**DOCUMENT SECTION**
________
# Favorite Original Nintendo Game?



## PokerJay83 (Oct 9, 2019)

Mike Tyson’s Punchout for me.

Others:

Double dragon 2
Zelda
Excite Bike
Paperboy 
Mario 3
Mega mans


----------



## Skoal (Oct 9, 2019)

Battletoads here. And the OG Mario Golf.


----------



## Skuxx (Oct 9, 2019)

Battletoads, Contra, and the Ninja turtles


----------



## PokerJay83 (Oct 9, 2019)

Dude battletoads? I was an NES junky and never heard of it.


----------



## jerryb73 (Oct 9, 2019)

PokerJay83 said:


> Dude battletoads? I was an NES junky and never heard of it.


Apparently.


----------



## tyler.durden (Oct 9, 2019)




----------



## jerryb73 (Oct 9, 2019)

tyler.durden said:


>


Your favorite too...


----------



## DemonTrich (Oct 10, 2019)

Contra

Up, down, left, right, B, A, select, start


----------



## Matt1983NS (Oct 10, 2019)

Mike Tyson’s punch out for sure!
RBI baseball 2
Rampage
Blades of steel
RC pro am
Too many and I can’t remember them all...


----------



## PokerJay83 (Oct 10, 2019)

Up up down down l r l r.. 



DemonTrich said:


> Contra
> 
> Up, down, left, right, B, A, select, start


----------



## PokerJay83 (Oct 10, 2019)

Matt1983NS said:


> Mike Tyson’s punch out for sure!
> RBI baseball 2
> Rampage
> Blades of steel
> ...


100% rbi baseball 2, as well as RC pro am and rad racer.


----------



## dangledo (Oct 10, 2019)

Contra or fuck you


----------



## TintEastwood (Oct 10, 2019)

PokerJay83 said:


> Up up down down l r l r..











23 Places Where the Konami Code Lives On


This super-secret Konami Code has a special place in the hearts of the many geeks who grew up with it.




mentalfloss.com





Zelda


----------



## LondonSeedCentre (Oct 12, 2019)

I only had SNES back when I was a kid and my favourite was this one:






Jacob


----------



## natureboygrower (Oct 12, 2019)

Metroid
This Outkast song reminds me of the game.


----------



## DemonTrich (Oct 12, 2019)

PokerJay83 said:


> Up up down down l r l r..



2 player code


...... select start


----------



## PokerJay83 (Oct 12, 2019)

Imo double dragon 2 was a top shelf game. Great for 2 players and spinning roundhouse + flying knee was amazing. Also loved Zelda and skate or die.
________
**STATED TASK A**
In the forum thread on favorite Nintendo games, list every game that PokerJay83 names under "Others:" in the opening post.
**STATED TASK B**
Repeat verbatim the lines of the first listing, from the line with "frame-corner [300,1303,335,1325]" to the line with "frame-corner [138,1303,173,1325]", both included.

**MATERIAL FOR THIS EXERCISE**
________
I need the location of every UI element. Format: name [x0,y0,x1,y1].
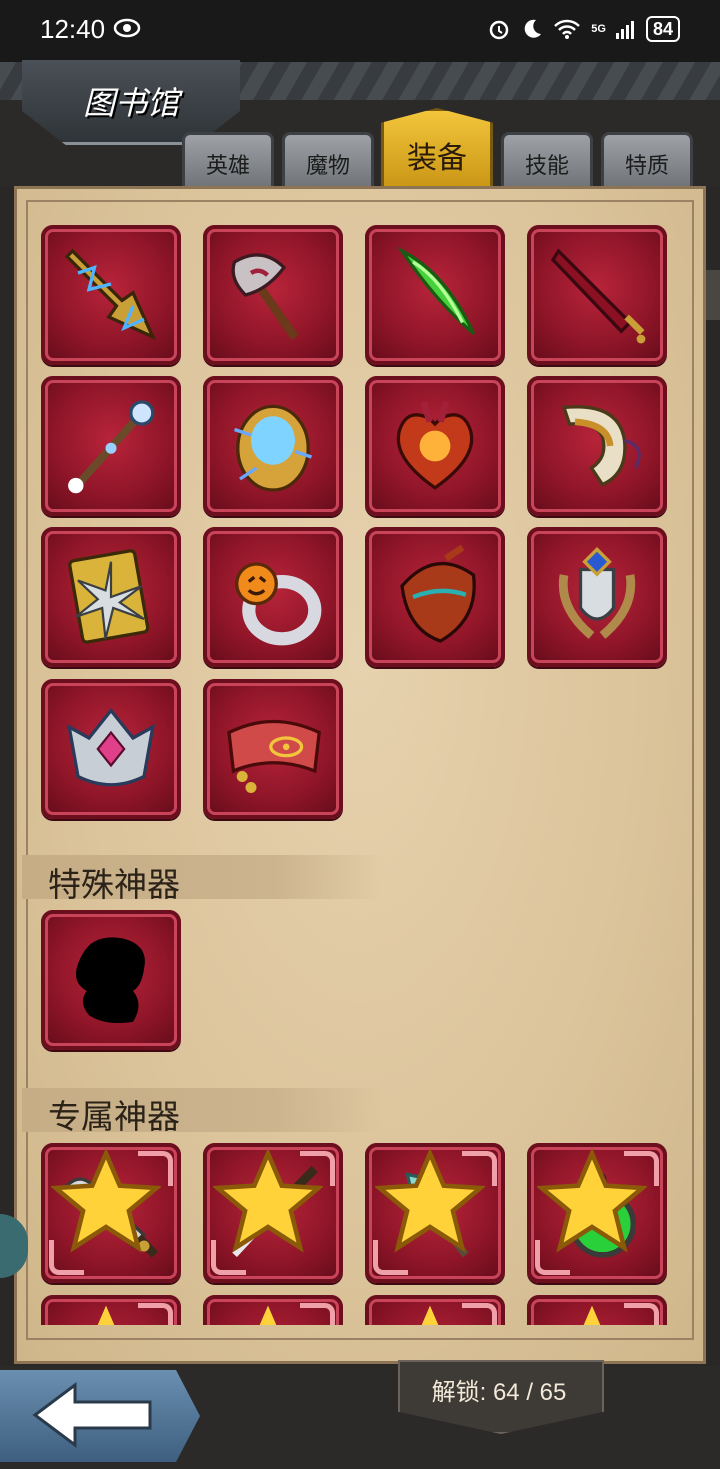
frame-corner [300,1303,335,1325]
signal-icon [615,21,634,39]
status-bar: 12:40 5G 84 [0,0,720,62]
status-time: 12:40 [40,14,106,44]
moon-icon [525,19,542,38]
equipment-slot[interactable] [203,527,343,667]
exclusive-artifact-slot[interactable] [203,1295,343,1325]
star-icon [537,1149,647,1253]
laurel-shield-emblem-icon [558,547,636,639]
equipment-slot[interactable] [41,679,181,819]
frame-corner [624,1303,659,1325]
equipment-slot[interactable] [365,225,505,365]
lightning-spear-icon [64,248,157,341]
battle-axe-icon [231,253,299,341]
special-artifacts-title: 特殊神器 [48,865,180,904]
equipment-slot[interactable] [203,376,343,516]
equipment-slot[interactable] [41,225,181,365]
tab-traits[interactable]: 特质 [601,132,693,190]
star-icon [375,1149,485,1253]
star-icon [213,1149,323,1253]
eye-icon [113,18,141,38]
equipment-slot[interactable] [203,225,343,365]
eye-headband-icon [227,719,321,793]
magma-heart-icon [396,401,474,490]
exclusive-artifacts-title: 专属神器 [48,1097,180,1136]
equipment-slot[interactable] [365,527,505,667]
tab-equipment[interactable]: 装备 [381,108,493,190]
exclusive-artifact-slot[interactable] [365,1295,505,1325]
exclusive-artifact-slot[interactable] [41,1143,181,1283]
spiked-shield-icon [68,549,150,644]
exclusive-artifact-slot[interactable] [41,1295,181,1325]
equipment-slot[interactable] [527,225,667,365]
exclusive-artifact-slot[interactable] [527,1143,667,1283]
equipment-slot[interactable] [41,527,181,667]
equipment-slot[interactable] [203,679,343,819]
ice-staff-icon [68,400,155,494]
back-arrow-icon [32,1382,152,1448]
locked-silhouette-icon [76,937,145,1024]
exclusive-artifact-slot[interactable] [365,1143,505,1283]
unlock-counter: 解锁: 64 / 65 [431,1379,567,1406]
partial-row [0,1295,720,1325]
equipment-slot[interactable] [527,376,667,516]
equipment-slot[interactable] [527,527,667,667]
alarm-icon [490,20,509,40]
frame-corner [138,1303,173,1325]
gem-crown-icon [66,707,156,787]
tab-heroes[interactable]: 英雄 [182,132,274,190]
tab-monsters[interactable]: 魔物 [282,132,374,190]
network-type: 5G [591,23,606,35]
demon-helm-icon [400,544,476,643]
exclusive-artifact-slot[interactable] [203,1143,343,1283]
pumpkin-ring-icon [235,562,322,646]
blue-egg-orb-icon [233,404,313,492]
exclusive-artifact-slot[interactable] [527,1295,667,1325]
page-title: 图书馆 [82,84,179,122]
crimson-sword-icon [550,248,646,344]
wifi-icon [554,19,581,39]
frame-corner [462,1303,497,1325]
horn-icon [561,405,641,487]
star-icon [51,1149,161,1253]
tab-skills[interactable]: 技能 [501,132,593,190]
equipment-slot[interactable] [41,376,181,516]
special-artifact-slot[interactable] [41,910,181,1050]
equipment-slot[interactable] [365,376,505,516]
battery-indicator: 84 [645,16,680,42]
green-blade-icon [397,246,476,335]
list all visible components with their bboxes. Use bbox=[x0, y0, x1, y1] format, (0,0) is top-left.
________
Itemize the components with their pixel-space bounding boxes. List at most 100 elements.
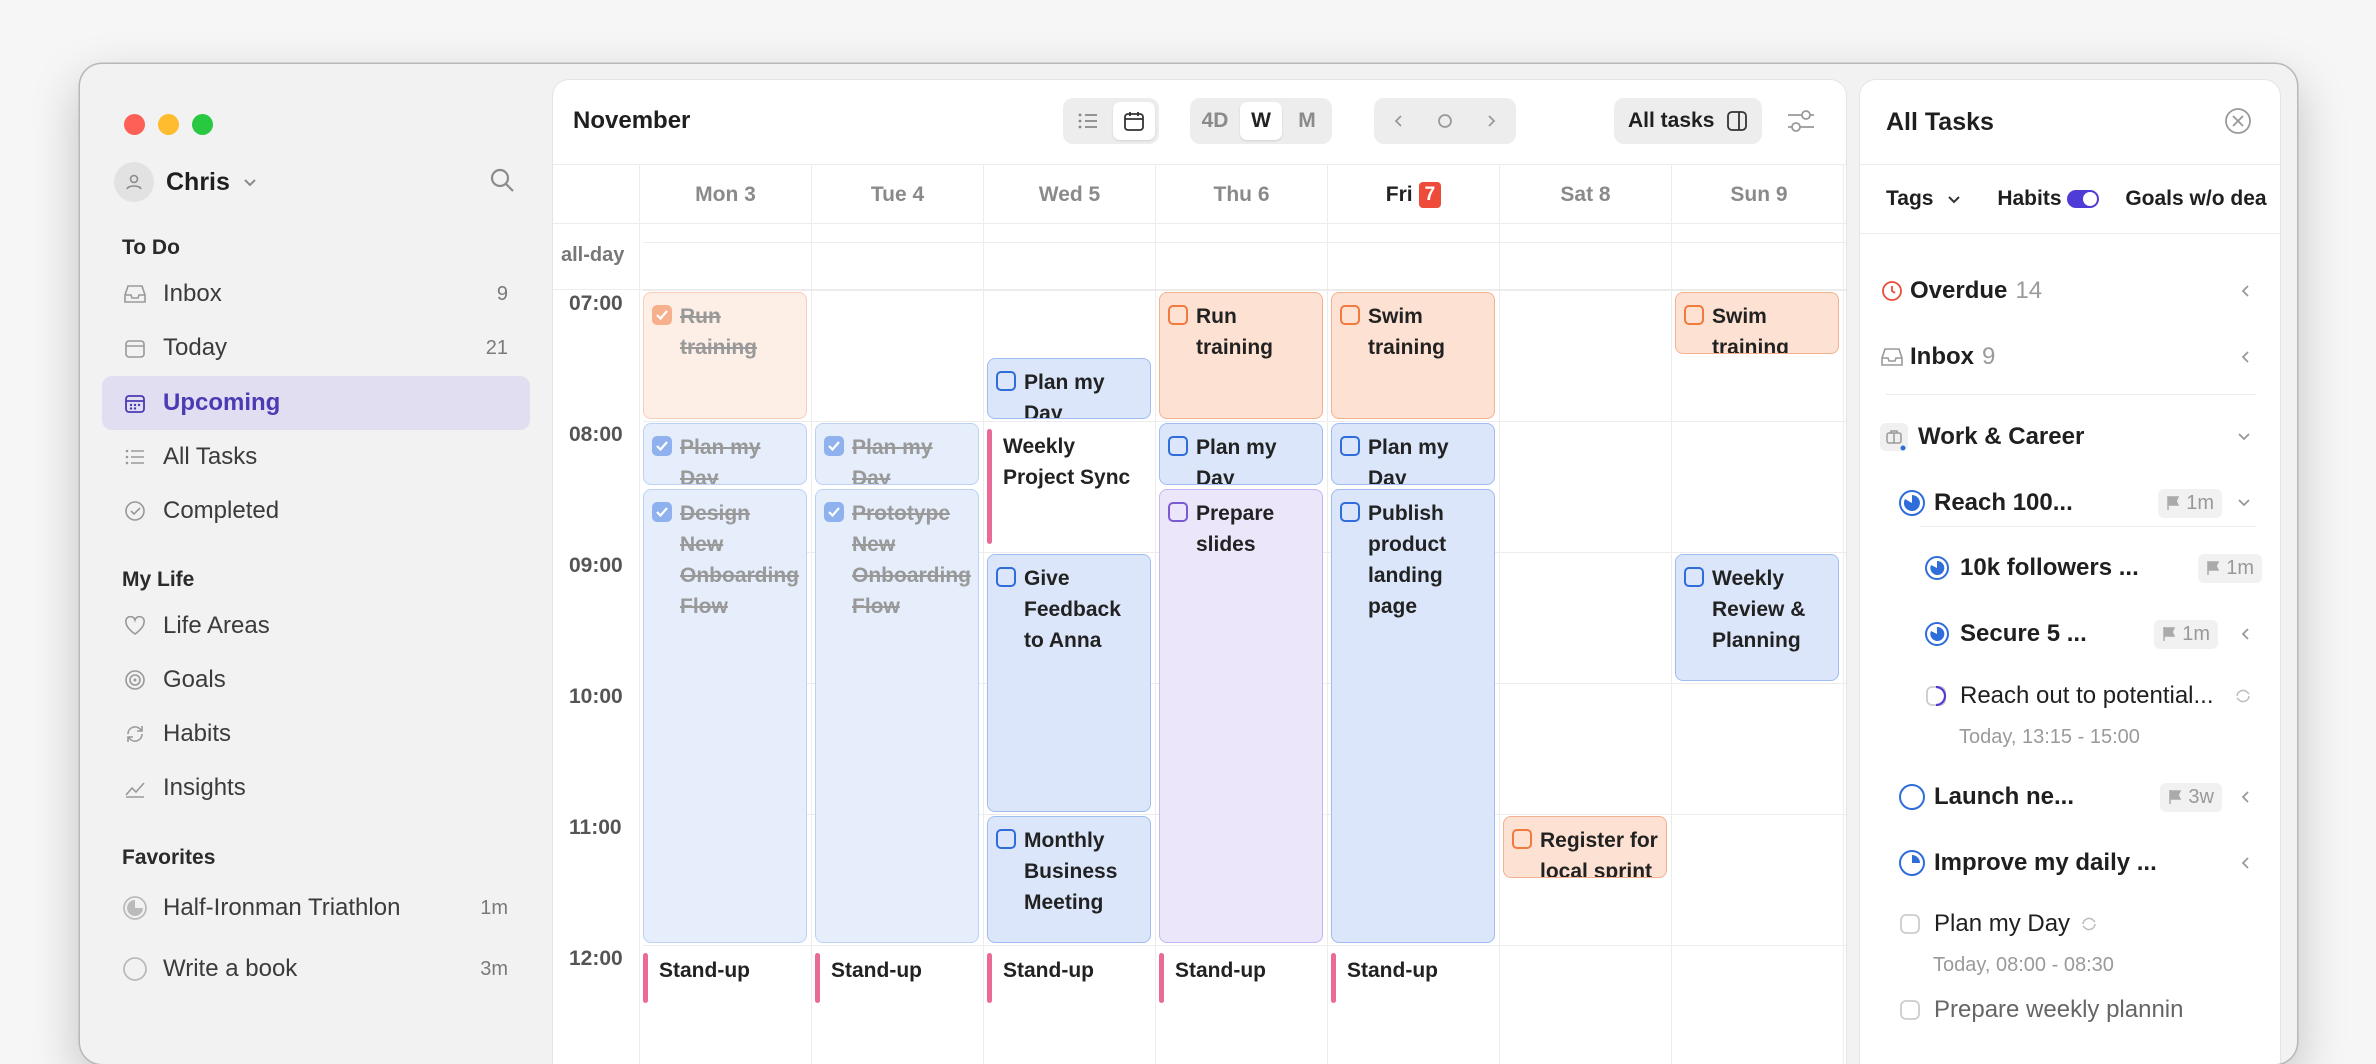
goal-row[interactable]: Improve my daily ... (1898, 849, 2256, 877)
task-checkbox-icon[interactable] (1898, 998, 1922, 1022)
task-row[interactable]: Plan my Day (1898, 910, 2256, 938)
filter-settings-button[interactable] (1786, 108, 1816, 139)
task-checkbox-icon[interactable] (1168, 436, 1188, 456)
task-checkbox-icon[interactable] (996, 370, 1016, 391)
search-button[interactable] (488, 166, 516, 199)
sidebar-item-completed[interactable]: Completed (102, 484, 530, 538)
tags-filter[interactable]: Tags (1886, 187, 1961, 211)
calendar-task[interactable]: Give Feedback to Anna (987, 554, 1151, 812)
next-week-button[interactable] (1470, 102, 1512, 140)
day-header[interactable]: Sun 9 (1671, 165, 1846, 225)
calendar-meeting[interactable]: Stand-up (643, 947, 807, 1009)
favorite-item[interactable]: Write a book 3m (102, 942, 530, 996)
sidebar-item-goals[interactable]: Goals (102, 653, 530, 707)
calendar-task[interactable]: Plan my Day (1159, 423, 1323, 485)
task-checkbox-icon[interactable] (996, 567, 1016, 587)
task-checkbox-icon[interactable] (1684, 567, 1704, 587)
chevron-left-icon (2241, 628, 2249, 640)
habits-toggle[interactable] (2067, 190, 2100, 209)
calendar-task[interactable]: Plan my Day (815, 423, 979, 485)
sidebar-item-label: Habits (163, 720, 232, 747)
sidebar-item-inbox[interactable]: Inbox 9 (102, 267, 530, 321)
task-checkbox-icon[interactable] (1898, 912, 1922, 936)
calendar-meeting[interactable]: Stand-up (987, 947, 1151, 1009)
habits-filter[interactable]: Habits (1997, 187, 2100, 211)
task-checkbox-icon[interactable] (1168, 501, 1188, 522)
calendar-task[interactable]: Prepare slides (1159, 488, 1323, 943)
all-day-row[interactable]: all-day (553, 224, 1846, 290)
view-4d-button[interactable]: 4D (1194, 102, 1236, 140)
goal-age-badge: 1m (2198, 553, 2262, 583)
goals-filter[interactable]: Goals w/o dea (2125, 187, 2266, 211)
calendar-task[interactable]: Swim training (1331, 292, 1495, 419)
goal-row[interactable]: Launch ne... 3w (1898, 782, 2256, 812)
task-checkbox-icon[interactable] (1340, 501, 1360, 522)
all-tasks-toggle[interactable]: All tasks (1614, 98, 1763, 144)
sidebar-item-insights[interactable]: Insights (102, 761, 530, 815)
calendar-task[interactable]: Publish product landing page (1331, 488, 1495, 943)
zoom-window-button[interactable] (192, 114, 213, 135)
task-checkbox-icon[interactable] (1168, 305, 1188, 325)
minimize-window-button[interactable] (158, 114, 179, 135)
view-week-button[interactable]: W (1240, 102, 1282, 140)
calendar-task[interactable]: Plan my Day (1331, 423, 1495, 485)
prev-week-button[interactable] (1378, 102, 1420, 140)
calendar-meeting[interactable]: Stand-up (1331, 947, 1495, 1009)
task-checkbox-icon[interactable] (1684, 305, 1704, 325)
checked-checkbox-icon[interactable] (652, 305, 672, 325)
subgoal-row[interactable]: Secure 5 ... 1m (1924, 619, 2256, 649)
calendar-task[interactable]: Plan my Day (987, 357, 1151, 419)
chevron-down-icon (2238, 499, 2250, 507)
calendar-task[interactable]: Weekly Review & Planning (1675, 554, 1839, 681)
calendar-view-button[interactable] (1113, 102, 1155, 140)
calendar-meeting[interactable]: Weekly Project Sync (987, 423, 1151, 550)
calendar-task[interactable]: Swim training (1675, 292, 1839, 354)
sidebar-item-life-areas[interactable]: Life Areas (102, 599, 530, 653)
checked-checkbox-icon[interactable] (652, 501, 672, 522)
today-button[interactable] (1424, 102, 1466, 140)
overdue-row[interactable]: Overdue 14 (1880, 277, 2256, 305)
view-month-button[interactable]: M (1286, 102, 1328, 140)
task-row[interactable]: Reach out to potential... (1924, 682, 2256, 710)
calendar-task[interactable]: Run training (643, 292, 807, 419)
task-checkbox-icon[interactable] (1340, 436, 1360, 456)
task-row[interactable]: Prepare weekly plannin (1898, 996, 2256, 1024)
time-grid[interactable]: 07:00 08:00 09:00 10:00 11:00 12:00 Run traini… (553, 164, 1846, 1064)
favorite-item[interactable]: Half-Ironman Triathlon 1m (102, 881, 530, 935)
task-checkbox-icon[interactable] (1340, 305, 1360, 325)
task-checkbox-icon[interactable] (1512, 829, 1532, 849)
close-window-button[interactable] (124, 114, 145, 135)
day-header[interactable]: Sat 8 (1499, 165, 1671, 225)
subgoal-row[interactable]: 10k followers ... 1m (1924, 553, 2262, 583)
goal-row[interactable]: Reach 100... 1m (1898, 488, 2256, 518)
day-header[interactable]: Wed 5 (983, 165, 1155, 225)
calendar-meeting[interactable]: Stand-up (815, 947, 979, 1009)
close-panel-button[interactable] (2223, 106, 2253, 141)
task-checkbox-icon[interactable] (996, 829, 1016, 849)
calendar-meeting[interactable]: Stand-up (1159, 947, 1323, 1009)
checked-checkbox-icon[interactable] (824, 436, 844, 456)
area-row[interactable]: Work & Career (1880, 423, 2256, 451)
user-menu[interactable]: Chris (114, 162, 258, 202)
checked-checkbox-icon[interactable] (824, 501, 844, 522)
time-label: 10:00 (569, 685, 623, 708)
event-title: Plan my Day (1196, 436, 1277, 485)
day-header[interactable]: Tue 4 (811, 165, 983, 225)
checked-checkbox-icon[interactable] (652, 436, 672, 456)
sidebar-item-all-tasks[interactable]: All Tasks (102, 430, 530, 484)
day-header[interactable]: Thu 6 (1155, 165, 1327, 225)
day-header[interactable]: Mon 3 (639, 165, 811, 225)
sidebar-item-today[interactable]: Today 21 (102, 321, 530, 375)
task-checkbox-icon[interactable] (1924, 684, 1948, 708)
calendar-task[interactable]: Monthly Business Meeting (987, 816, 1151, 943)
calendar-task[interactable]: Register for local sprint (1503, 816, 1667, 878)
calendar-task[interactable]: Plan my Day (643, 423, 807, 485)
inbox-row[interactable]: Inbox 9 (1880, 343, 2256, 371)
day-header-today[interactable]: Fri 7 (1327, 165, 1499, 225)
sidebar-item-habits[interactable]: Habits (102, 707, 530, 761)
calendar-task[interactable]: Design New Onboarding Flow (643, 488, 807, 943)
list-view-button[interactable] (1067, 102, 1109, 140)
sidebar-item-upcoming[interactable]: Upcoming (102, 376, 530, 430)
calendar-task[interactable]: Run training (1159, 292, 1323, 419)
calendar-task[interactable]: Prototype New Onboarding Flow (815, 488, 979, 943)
________
**TASK OUTPUT A**
Double dragon 2
Zelda
Excite Bike
Paperboy
Mario 3
Mega mans

**TASK OUTPUT B**
frame-corner [300,1303,335,1325]
signal-icon [615,21,634,39]
status-bar: 12:40 5G 84 [0,0,720,62]
status-time: 12:40 [40,14,106,44]
moon-icon [525,19,542,38]
equipment-slot[interactable] [203,527,343,667]
exclusive-artifact-slot[interactable] [203,1295,343,1325]
star-icon [537,1149,647,1253]
laurel-shield-emblem-icon [558,547,636,639]
equipment-slot[interactable] [41,679,181,819]
frame-corner [624,1303,659,1325]
equipment-slot[interactable] [365,225,505,365]
lightning-spear-icon [64,248,157,341]
battle-axe-icon [231,253,299,341]
special-artifacts-title: 特殊神器 [48,865,180,904]
equipment-slot[interactable] [203,376,343,516]
equipment-slot[interactable] [41,225,181,365]
tab-traits[interactable]: 特质 [601,132,693,190]
star-icon [375,1149,485,1253]
star-icon [213,1149,323,1253]
eye-icon [113,18,141,38]
equipment-slot[interactable] [203,225,343,365]
eye-headband-icon [227,719,321,793]
magma-heart-icon [396,401,474,490]
exclusive-artifacts-title: 专属神器 [48,1097,180,1136]
equipment-slot[interactable] [365,527,505,667]
tab-equipment[interactable]: 装备 [381,108,493,190]
exclusive-artifact-slot[interactable] [365,1295,505,1325]
exclusive-artifact-slot[interactable] [41,1143,181,1283]
spiked-shield-icon [68,549,150,644]
exclusive-artifact-slot[interactable] [41,1295,181,1325]
equipment-slot[interactable] [527,225,667,365]
exclusive-artifact-slot[interactable] [527,1143,667,1283]
equipment-slot[interactable] [41,527,181,667]
equipment-slot[interactable] [203,679,343,819]
ice-staff-icon [68,400,155,494]
back-arrow-icon [32,1382,152,1448]
locked-silhouette-icon [76,937,145,1024]
exclusive-artifact-slot[interactable] [365,1143,505,1283]
unlock-counter: 解锁: 64 / 65 [431,1379,567,1406]
partial-row [0,1295,720,1325]
equipment-slot[interactable] [527,376,667,516]
equipment-slot[interactable] [527,527,667,667]
alarm-icon [490,20,509,40]
frame-corner [138,1303,173,1325]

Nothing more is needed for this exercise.